**BRIEF**
Output all lines exactly.

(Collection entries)
****
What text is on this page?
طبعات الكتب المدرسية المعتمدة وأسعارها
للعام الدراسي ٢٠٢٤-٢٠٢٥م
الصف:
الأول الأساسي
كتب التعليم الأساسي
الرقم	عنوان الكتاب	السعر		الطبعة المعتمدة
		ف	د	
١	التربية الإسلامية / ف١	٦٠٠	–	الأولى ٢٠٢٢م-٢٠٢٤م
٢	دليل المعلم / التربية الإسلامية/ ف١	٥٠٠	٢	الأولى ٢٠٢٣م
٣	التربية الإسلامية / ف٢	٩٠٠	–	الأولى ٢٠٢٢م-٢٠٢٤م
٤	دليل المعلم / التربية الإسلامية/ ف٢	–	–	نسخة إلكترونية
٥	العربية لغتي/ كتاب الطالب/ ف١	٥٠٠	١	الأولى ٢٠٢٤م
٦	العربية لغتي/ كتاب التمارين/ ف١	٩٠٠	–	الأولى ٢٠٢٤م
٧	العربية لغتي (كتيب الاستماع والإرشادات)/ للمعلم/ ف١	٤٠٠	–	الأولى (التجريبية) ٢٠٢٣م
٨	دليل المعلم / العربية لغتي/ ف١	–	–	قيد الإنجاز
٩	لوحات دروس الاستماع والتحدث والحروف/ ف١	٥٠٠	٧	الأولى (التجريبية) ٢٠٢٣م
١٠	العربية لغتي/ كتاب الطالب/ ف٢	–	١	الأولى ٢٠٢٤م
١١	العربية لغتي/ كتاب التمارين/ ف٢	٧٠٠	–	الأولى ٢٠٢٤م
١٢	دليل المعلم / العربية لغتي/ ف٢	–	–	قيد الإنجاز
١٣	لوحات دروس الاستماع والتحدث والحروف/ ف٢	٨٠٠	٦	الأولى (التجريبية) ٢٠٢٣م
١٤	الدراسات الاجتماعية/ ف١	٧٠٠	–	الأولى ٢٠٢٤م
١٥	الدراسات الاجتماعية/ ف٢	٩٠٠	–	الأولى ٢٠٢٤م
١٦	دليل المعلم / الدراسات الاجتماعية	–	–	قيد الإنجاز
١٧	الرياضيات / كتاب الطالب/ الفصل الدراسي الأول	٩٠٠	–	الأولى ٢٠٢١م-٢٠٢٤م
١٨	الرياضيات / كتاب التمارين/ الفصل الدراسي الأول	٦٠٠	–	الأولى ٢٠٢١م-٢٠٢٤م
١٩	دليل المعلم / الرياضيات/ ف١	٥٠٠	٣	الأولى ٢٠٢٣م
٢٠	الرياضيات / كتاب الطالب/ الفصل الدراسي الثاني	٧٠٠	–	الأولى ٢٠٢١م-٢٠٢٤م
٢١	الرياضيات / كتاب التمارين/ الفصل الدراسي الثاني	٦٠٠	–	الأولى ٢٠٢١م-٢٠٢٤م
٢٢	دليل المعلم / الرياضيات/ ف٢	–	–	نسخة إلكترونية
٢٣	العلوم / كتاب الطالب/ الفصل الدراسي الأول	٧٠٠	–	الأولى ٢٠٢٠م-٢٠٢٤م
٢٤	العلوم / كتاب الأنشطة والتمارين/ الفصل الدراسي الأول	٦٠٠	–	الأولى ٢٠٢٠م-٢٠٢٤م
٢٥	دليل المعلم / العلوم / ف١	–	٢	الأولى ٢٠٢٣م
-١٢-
****
**RESULT OF THE EXERCISE**
What text is on this page?
طبعات الكتب المدرسية المعتمدة وأسعارها
للعام الدراسي ٢٠٢٤-٢٠٢٥م
الصف:
الأول الأساسي
كتب التعليم الأساسي
الرقم	عنوان الكتاب	السعر		الطبعة المعتمدة
		ف	د	
١	التربية الإسلامية / ف١	٦٠٠	–	الأولى ٢٠٢٢م-٢٠٢٤م
٢	دليل المعلم / التربية الإسلامية/ ف١	٥٠٠	٢	الأولى ٢٠٢٣م
٣	التربية الإسلامية / ف٢	٩٠٠	–	الأولى ٢٠٢٢م-٢٠٢٤م
٤	دليل المعلم / التربية الإسلامية/ ف٢	–	–	نسخة إلكترونية
٥	العربية لغتي/ كتاب الطالب/ ف١	٥٠٠	١	الأولى ٢٠٢٤م
٦	العربية لغتي/ كتاب التمارين/ ف١	٩٠٠	–	الأولى ٢٠٢٤م
٧	العربية لغتي (كتيب الاستماع والإرشادات)/ للمعلم/ ف١	٤٠٠	–	الأولى (التجريبية) ٢٠٢٣م
٨	دليل المعلم / العربية لغتي/ ف١	–	–	قيد الإنجاز
٩	لوحات دروس الاستماع والتحدث والحروف/ ف١	٥٠٠	٧	الأولى (التجريبية) ٢٠٢٣م
١٠	العربية لغتي/ كتاب الطالب/ ف٢	–	١	الأولى ٢٠٢٤م
١١	العربية لغتي/ كتاب التمارين/ ف٢	٧٠٠	–	الأولى ٢٠٢٤م
١٢	دليل المعلم / العربية لغتي/ ف٢	–	–	قيد الإنجاز
١٣	لوحات دروس الاستماع والتحدث والحروف/ ف٢	٨٠٠	٦	الأولى (التجريبية) ٢٠٢٣م
١٤	الدراسات الاجتماعية/ ف١	٧٠٠	–	الأولى ٢٠٢٤م
١٥	الدراسات الاجتماعية/ ف٢	٩٠٠	–	الأولى ٢٠٢٤م
١٦	دليل المعلم / الدراسات الاجتماعية	–	–	قيد الإنجاز
١٧	الرياضيات / كتاب الطالب/ الفصل الدراسي الأول	٩٠٠	–	الأولى ٢٠٢١م-٢٠٢٤م
١٨	الرياضيات / كتاب التمارين/ الفصل الدراسي الأول	٦٠٠	–	الأولى ٢٠٢١م-٢٠٢٤م
١٩	دليل المعلم / الرياضيات/ ف١	٥٠٠	٣	الأولى ٢٠٢٣م
٢٠	الرياضيات / كتاب الطالب/ الفصل الدراسي الثاني	٧٠٠	–	الأولى ٢٠٢١م-٢٠٢٤م
٢١	الرياضيات / كتاب التمارين/ الفصل الدراسي الثاني	٦٠٠	–	الأولى ٢٠٢١م-٢٠٢٤م
٢٢	دليل المعلم / الرياضيات/ ف٢	–	–	نسخة إلكترونية
٢٣	العلوم / كتاب الطالب/ الفصل الدراسي الأول	٧٠٠	–	الأولى ٢٠٢٠م-٢٠٢٤م
٢٤	العلوم / كتاب الأنشطة والتمارين/ الفصل الدراسي الأول	٦٠٠	–	الأولى ٢٠٢٠م-٢٠٢٤م
٢٥	دليل المعلم / العلوم / ف١	–	٢	الأولى ٢٠٢٣م
-١٢-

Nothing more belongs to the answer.